*TASK REQUIREMENTS*:
Without the images, output each record below as it stands.

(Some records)

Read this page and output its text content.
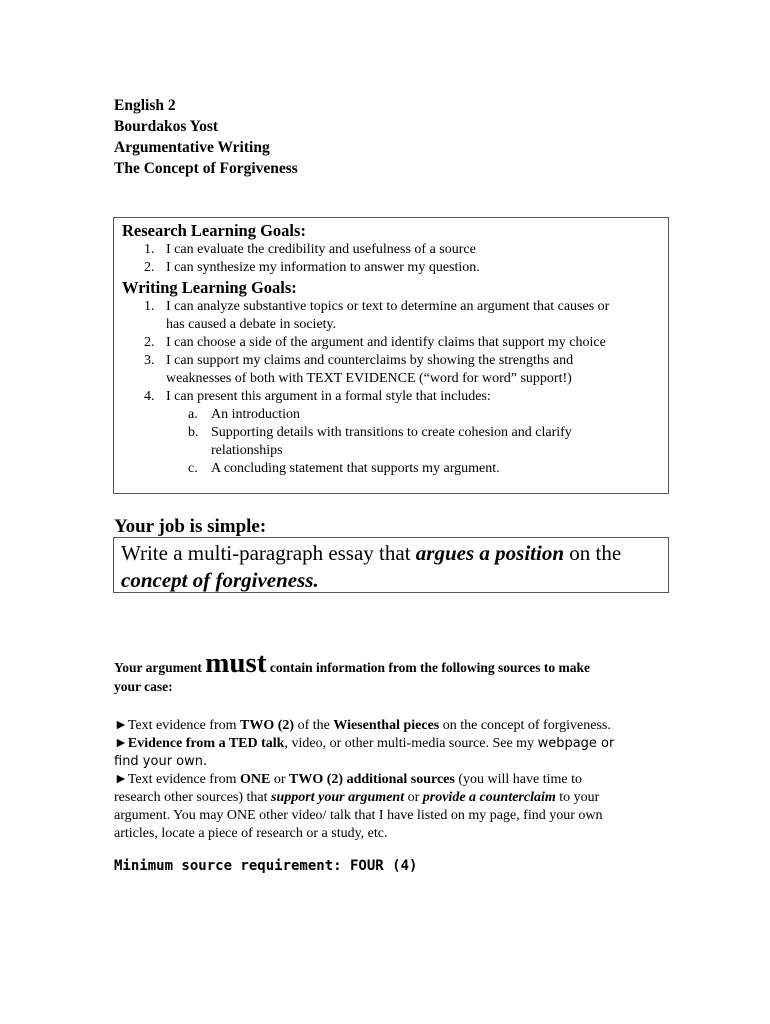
English 2
Bourdakos Yost
Argumentative Writing
The Concept of Forgiveness
Research Learning Goals:
1. I can evaluate the credibility and usefulness of a source
2. I can synthesize my information to answer my question.
Writing Learning Goals:
1. I can analyze substantive topics or text to determine an argument that causes or
has caused a debate in society.
2. I can choose a side of the argument and identify claims that support my choice
3. I can support my claims and counterclaims by showing the strengths and
weaknesses of both with TEXT EVIDENCE (“word for word” support!)
4. I can present this argument in a formal style that includes:
a. An introduction
b. Supporting details with transitions to create cohesion and clarify
relationships
c. A concluding statement that supports my argument.
Your job is simple:
Write a multi-paragraph essay that argues a position on the
concept of forgiveness.
Your argument must contain information from the following sources to make
your case:
►Text evidence from TWO (2) of the Wiesenthal pieces on the concept of forgiveness.
►Evidence from a TED talk, video, or other multi-media source. See my webpage or
find your own.
►Text evidence from ONE or TWO (2) additional sources (you will have time to
research other sources) that support your argument or provide a counterclaim to your
argument. You may ONE other video/ talk that I have listed on my page, find your own
articles, locate a piece of research or a study, etc.
Minimum source requirement: FOUR (4)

*RESULT*:
Read this page and output its text content.
English 2
Bourdakos Yost
Argumentative Writing
The Concept of Forgiveness
Research Learning Goals:
1. I can evaluate the credibility and usefulness of a source
2. I can synthesize my information to answer my question.
Writing Learning Goals:
1. I can analyze substantive topics or text to determine an argument that causes or
has caused a debate in society.
2. I can choose a side of the argument and identify claims that support my choice
3. I can support my claims and counterclaims by showing the strengths and
weaknesses of both with TEXT EVIDENCE (“word for word” support!)
4. I can present this argument in a formal style that includes:
a. An introduction
b. Supporting details with transitions to create cohesion and clarify
relationships
c. A concluding statement that supports my argument.
Your job is simple:
Write a multi-paragraph essay that argues a position on the
concept of forgiveness.
Your argument must contain information from the following sources to make
your case:
►Text evidence from TWO (2) of the Wiesenthal pieces on the concept of forgiveness.
►Evidence from a TED talk, video, or other multi-media source. See my webpage or
find your own.
►Text evidence from ONE or TWO (2) additional sources (you will have time to
research other sources) that support your argument or provide a counterclaim to your
argument. You may ONE other video/ talk that I have listed on my page, find your own
articles, locate a piece of research or a study, etc.
Minimum source requirement: FOUR (4)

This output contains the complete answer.